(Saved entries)
........
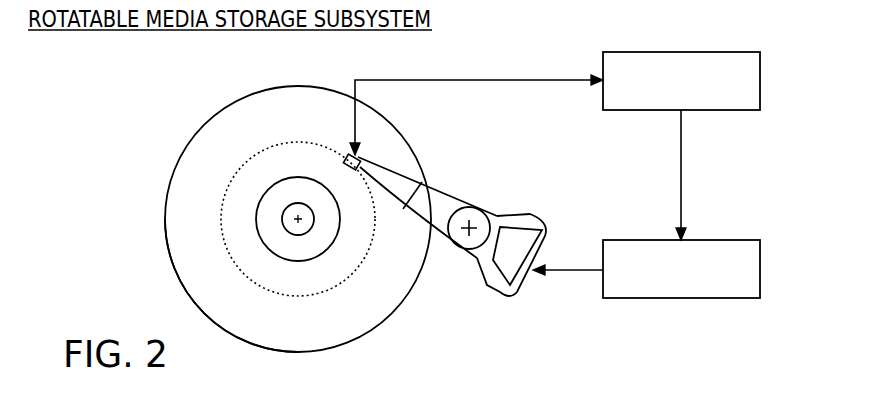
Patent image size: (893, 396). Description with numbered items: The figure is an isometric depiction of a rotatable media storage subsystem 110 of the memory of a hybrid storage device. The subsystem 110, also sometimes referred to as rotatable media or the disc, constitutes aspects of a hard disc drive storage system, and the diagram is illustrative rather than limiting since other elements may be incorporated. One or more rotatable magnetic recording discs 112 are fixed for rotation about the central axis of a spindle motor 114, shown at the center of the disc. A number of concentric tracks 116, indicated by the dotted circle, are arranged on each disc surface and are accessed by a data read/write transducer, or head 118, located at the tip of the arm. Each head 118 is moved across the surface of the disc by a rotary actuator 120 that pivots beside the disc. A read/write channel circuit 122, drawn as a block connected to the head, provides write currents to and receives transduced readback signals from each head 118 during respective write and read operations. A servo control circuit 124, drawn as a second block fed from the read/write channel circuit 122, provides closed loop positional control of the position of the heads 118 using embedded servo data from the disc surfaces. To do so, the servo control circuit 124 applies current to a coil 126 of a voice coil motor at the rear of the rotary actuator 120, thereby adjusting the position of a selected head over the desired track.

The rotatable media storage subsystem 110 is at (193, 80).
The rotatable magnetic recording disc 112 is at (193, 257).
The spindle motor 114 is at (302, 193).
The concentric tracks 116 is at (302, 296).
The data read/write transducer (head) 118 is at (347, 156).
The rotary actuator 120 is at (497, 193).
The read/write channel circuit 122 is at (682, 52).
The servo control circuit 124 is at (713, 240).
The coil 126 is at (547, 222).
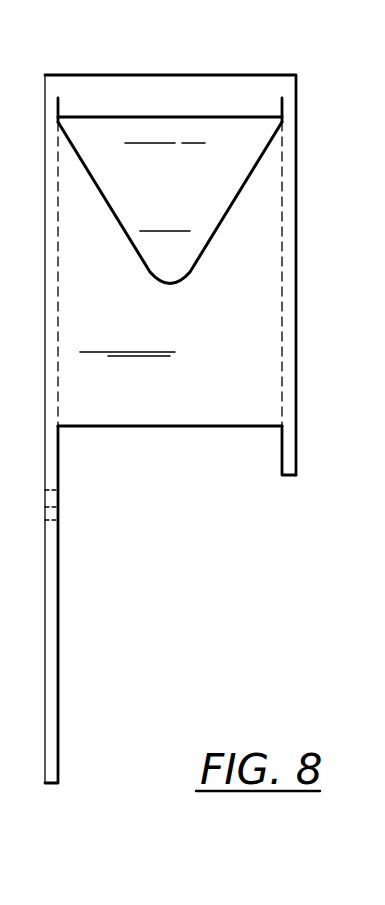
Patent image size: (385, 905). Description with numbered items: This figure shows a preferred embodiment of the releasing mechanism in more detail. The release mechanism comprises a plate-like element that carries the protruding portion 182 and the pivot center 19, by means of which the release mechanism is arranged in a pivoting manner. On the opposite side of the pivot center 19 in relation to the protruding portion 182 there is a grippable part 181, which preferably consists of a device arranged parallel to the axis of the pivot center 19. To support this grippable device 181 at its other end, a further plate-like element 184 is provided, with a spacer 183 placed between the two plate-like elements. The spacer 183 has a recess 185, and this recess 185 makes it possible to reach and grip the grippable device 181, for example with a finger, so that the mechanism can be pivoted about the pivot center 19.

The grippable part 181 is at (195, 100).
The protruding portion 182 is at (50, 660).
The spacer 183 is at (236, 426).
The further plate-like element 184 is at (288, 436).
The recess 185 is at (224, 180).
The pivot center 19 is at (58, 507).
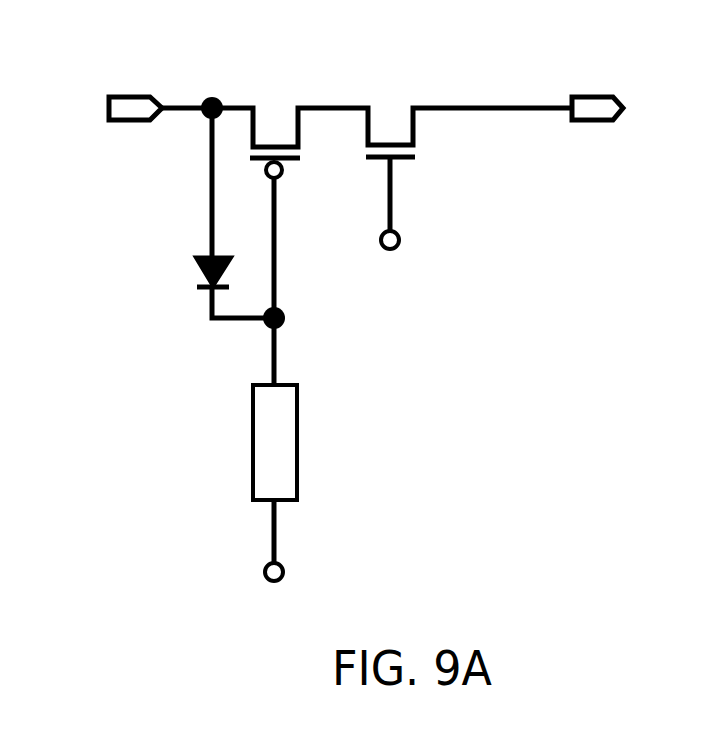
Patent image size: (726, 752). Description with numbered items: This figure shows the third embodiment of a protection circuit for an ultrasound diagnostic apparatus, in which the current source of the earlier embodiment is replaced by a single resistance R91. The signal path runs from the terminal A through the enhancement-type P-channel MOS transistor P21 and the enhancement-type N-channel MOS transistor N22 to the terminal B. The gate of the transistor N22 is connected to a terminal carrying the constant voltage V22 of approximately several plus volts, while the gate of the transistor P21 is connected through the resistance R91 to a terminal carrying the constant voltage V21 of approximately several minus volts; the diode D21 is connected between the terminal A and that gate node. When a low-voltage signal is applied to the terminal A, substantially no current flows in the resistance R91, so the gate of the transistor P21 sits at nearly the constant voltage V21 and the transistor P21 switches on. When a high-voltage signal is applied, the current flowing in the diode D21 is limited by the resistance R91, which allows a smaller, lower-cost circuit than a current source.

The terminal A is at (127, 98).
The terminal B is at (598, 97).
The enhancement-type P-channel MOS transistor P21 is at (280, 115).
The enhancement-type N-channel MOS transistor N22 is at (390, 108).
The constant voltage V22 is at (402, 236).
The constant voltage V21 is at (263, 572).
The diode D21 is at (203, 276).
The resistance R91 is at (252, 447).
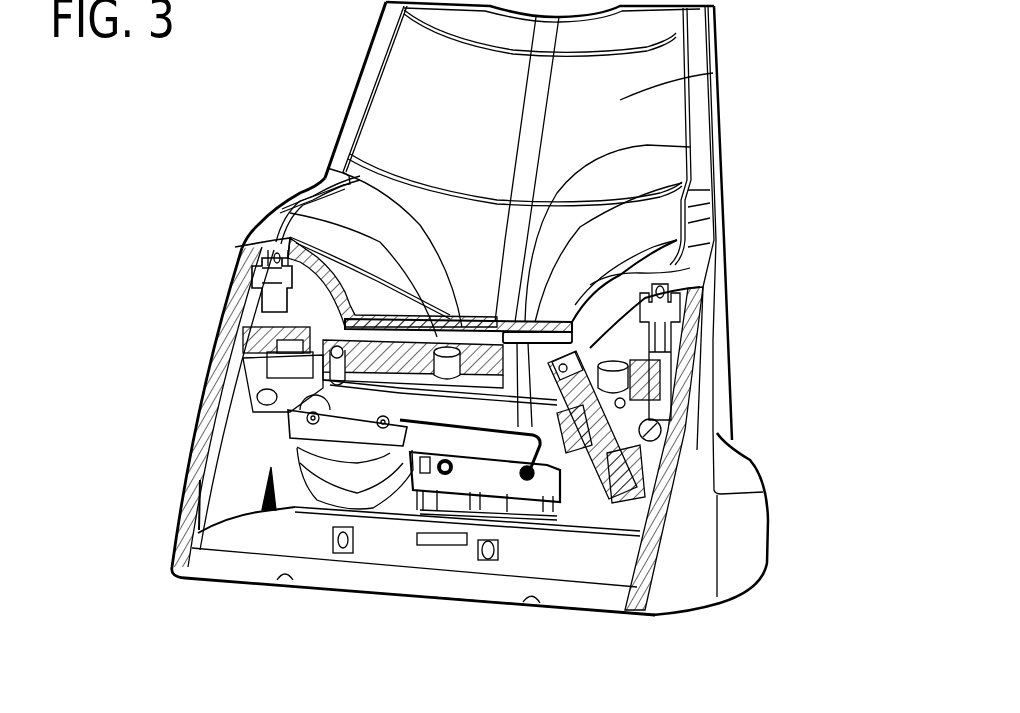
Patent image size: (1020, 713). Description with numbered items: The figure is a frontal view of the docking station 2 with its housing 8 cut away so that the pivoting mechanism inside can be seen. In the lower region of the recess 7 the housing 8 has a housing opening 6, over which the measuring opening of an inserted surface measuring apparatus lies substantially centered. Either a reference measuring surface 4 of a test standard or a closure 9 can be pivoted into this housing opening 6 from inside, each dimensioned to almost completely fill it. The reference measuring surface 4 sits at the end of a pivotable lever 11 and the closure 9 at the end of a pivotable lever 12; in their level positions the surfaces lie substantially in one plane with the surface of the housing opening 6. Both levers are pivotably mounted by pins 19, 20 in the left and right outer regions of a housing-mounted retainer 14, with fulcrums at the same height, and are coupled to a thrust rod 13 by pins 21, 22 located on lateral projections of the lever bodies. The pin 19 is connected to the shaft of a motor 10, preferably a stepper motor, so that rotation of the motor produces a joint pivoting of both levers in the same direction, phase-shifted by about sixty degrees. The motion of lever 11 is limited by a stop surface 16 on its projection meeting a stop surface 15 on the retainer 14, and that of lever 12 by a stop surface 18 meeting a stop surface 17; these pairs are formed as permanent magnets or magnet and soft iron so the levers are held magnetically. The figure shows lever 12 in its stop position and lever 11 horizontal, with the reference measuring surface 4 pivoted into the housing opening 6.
........
What is required –
Render the lines above, from the start of the records through the line containing "The coil 126 is at (547, 222)." inclusive, as a Markdown table with columns Row and Line, omitting blank lines and leaving out the pictures.

Completed task –
| Row | Line |
|---|---|
| 1 | Patent image size: (893, 396). Description with numbered items: The figure is an isometric depiction of a rotatable media storage subsystem 110 of the memory of a hybrid storage device. The subsystem 110, also sometimes referred to as rotatable media or the disc, constitutes aspects of a hard disc drive storage system, and the diagram is illustrative rather than limiting since other elements may be incorporated. One or more rotatable magnetic recording discs 112 are fixed for rotation about the central axis of a spindle motor 114, shown at the center of the disc. A number of concentric tracks 116, indicated by the dotted circle, are arranged on each disc surface and are accessed by a data read/write transducer, or head 118, located at the tip of the arm. Each head 118 is moved across the surface of the disc by a rotary actuator 120 that pivots beside the disc. A read/write channel circuit 122, drawn as a block connected to the head, provides write currents to and receives transduced readback signals from each head 118 during respective write and read operations. A servo control circuit 124, drawn as a second block fed from the read/write channel circuit 122, provides closed loop positional control of the position of the heads 118 using embedded servo data from the disc surfaces. To do so, the servo control circuit 124 applies current to a coil 126 of a voice coil motor at the rear of the rotary actuator 120, thereby adjusting the position of a selected head over the desired track. |
| 2 | The rotatable media storage subsystem 110 is at (193, 80). |
| 3 | The rotatable magnetic recording disc 112 is at (193, 257). |
| 4 | The spindle motor 114 is at (302, 193). |
| 5 | The concentric tracks 116 is at (302, 296). |
| 6 | The data read/write transducer (head) 118 is at (347, 156). |
| 7 | The rotary actuator 120 is at (497, 193). |
| 8 | The read/write channel circuit 122 is at (682, 52). |
| 9 | The servo control circuit 124 is at (713, 240). |
| 10 | The coil 126 is at (547, 222). |